+++ Data supplied

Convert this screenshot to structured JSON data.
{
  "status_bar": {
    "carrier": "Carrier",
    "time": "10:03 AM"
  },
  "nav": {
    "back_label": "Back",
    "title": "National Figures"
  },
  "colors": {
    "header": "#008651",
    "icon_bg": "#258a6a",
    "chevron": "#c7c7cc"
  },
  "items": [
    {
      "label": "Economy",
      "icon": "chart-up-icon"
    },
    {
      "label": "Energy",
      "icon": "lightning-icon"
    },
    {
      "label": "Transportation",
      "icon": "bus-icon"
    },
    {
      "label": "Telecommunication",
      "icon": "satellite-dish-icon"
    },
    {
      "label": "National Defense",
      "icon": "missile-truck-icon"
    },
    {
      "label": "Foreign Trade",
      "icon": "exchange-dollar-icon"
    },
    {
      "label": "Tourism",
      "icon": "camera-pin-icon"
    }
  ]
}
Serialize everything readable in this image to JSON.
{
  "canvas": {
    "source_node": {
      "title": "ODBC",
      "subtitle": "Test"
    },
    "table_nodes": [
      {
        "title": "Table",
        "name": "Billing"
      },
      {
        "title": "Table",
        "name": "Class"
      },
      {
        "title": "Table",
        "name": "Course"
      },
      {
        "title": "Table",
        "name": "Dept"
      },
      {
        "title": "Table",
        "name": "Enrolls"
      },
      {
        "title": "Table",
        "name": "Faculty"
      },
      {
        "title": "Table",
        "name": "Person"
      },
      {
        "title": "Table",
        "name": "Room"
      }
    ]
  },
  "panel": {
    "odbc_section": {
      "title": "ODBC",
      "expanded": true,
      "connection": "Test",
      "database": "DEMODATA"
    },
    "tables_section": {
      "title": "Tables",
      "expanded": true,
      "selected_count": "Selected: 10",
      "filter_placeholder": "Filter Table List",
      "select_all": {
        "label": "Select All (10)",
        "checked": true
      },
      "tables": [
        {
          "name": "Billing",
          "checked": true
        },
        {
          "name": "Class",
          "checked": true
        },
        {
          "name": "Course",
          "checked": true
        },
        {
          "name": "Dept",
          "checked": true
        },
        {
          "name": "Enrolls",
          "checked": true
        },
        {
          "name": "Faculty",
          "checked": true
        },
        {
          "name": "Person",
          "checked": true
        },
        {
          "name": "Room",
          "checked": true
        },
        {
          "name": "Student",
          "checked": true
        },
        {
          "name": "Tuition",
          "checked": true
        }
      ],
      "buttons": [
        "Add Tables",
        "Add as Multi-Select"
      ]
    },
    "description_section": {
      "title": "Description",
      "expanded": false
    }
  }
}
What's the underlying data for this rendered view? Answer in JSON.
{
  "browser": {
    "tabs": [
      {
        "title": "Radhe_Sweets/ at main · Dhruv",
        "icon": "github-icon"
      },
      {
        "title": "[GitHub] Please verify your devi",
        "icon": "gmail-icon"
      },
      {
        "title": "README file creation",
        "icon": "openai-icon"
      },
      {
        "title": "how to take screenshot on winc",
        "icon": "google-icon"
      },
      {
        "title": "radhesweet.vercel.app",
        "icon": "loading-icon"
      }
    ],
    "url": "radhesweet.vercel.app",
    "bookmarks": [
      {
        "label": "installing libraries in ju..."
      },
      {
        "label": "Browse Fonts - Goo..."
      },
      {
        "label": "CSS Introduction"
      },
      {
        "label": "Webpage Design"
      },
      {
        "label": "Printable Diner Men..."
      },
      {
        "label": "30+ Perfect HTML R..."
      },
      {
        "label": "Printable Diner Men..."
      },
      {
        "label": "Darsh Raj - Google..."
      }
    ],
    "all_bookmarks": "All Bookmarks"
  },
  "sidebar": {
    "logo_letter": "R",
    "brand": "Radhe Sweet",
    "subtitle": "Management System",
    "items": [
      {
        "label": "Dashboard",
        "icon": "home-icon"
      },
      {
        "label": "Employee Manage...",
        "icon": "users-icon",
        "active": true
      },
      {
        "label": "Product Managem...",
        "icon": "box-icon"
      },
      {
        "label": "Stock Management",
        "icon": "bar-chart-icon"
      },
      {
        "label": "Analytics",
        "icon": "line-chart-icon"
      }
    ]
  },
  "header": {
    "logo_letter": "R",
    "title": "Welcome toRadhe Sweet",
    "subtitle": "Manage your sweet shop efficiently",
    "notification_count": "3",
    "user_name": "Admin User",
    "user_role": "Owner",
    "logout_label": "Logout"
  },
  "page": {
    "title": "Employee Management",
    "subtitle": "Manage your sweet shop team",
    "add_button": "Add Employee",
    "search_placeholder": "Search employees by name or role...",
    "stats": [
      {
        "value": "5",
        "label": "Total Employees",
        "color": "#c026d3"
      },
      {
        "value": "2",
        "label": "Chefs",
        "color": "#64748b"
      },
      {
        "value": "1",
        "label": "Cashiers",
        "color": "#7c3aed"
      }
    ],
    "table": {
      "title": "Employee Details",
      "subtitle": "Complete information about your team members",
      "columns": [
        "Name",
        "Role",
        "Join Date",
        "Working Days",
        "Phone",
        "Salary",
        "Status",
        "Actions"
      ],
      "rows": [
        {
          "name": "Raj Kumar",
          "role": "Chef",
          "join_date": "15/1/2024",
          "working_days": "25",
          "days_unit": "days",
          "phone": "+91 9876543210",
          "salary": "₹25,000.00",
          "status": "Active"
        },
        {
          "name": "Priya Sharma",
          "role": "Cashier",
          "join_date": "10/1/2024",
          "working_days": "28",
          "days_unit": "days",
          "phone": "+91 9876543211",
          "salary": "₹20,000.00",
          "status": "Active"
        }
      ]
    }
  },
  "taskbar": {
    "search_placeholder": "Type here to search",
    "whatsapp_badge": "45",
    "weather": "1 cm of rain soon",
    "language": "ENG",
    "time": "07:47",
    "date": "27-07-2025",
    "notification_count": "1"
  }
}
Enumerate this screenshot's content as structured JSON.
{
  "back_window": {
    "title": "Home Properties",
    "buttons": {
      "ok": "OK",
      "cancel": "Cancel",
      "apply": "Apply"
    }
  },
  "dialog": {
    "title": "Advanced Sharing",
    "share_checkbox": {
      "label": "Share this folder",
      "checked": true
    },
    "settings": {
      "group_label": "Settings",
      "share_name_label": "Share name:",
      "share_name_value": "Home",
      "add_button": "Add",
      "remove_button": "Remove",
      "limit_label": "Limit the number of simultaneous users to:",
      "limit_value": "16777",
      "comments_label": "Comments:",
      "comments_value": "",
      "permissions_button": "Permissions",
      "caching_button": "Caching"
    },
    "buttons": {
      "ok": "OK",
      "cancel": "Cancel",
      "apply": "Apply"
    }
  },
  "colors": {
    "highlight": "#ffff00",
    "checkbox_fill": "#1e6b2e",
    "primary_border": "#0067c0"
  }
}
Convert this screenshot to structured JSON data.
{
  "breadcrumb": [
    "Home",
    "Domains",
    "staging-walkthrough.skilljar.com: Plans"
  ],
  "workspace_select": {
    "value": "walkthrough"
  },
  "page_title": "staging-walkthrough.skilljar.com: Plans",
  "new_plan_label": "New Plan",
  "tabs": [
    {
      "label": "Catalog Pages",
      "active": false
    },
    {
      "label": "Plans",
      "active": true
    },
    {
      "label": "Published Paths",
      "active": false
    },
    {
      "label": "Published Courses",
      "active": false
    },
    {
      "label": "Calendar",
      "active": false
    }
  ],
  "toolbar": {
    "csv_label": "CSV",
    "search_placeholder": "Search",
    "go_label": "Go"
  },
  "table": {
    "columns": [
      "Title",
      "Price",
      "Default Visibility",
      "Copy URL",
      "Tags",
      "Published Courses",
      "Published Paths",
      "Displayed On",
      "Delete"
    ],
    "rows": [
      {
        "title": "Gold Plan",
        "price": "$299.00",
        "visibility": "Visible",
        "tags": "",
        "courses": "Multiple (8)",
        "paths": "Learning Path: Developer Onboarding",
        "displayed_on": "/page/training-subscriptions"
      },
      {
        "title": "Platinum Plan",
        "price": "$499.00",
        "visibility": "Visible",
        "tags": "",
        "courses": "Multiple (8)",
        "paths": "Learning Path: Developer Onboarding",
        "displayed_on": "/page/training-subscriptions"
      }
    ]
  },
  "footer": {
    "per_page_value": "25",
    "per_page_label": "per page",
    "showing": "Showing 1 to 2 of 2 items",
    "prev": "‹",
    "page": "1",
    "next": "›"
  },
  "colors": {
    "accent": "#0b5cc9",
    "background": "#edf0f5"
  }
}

++++++

• Request: Pull out each line of the listing that holds the string "this".

• Problem solution:
Convert this screenshot to structured JSON data.
Serialize everything readable in this image to JSON.
What's the underlying data for this rendered view? Answer in JSON.
Enumerate this screenshot's content as structured JSON.
      "label": "Share this folder",
Convert this screenshot to structured JSON data.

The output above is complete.